Stated problem = Identify all lines of the data containing the string "cool" and copy them.

Records supplied =

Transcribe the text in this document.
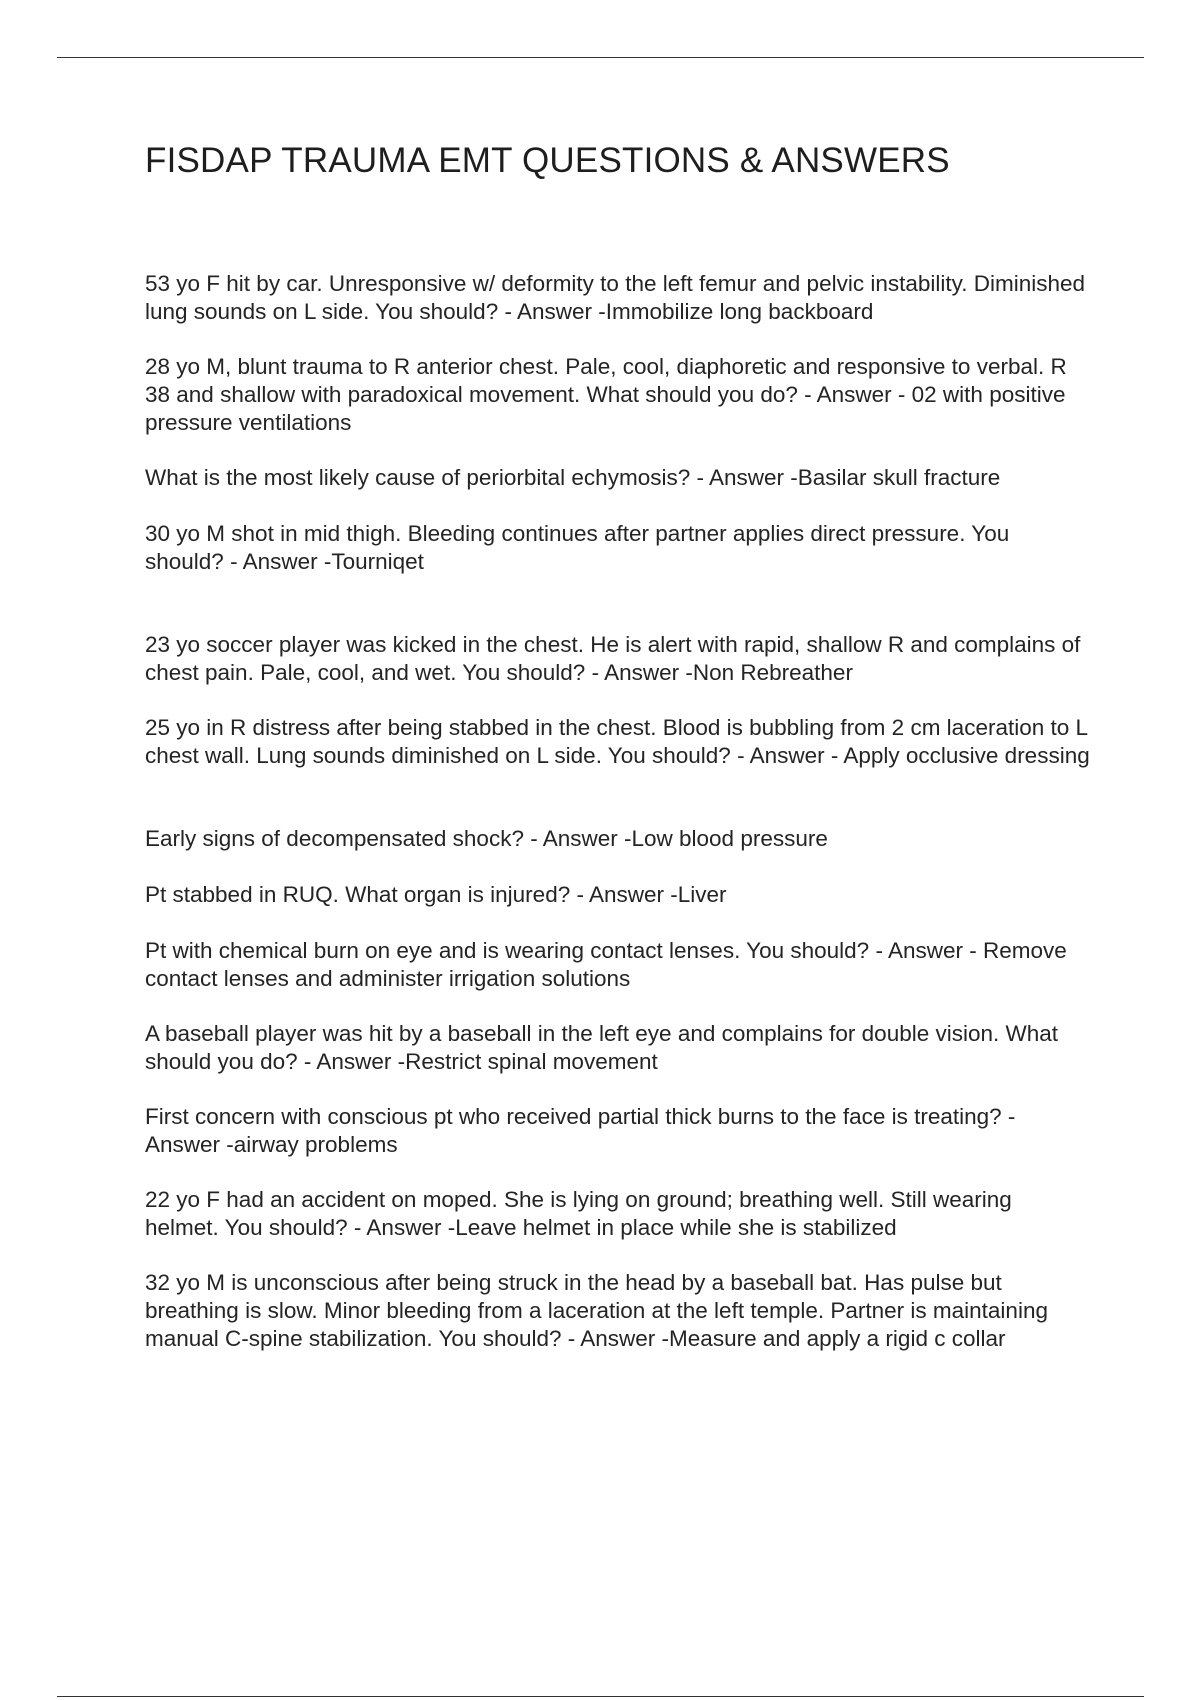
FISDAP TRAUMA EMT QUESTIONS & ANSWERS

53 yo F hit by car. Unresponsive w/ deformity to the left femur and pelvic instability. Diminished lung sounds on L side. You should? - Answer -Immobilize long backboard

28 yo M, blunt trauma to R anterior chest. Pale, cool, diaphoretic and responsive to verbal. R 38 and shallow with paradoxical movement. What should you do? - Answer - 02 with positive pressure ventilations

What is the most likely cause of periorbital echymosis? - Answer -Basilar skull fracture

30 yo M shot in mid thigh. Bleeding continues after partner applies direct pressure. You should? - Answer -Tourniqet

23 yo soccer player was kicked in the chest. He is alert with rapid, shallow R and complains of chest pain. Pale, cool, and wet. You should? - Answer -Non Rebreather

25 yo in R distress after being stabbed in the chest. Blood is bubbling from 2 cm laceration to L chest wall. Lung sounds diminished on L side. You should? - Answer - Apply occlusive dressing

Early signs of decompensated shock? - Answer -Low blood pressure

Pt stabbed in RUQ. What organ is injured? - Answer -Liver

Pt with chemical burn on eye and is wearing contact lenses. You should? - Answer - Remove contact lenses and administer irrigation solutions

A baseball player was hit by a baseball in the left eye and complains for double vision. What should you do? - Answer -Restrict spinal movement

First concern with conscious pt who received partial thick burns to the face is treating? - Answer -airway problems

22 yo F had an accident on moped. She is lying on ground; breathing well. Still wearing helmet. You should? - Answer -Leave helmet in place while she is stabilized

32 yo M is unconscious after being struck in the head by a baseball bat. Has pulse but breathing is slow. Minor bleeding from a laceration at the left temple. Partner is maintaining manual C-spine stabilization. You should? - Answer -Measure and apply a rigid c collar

==

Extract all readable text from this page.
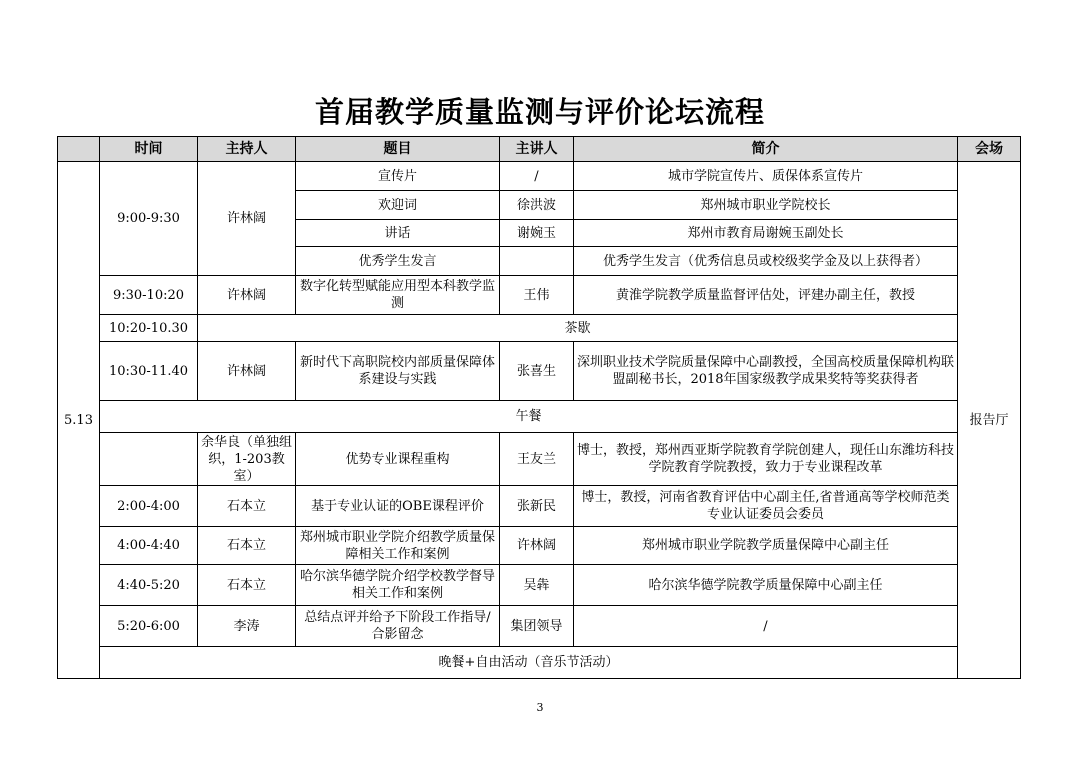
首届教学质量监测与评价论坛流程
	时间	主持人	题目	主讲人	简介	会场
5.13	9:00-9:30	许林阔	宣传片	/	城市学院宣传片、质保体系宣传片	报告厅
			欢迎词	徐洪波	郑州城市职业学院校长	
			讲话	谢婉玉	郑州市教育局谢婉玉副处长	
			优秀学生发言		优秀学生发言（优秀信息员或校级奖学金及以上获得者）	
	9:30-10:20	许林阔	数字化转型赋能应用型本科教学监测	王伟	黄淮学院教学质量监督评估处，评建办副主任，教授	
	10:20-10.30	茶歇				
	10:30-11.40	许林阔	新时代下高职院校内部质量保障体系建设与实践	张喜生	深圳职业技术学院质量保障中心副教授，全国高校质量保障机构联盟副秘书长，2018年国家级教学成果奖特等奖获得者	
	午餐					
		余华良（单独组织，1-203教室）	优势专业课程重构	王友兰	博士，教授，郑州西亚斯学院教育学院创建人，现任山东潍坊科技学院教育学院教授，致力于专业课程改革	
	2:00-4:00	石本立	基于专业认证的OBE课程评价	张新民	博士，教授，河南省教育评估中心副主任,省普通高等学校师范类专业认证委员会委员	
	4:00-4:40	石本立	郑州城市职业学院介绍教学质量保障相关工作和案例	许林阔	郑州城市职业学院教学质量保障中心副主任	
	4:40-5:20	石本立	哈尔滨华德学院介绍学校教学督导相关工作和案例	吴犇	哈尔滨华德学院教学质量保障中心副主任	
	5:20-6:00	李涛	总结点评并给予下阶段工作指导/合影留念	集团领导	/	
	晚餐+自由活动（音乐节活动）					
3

Complete response =
28 yo M, blunt trauma to R anterior chest. Pale, cool, diaphoretic and responsive to verbal. R 38 and shallow with paradoxical movement. What should you do? - Answer - 02 with positive pressure ventilations
23 yo soccer player was kicked in the chest. He is alert with rapid, shallow R and complains of chest pain. Pale, cool, and wet. You should? - Answer -Non Rebreather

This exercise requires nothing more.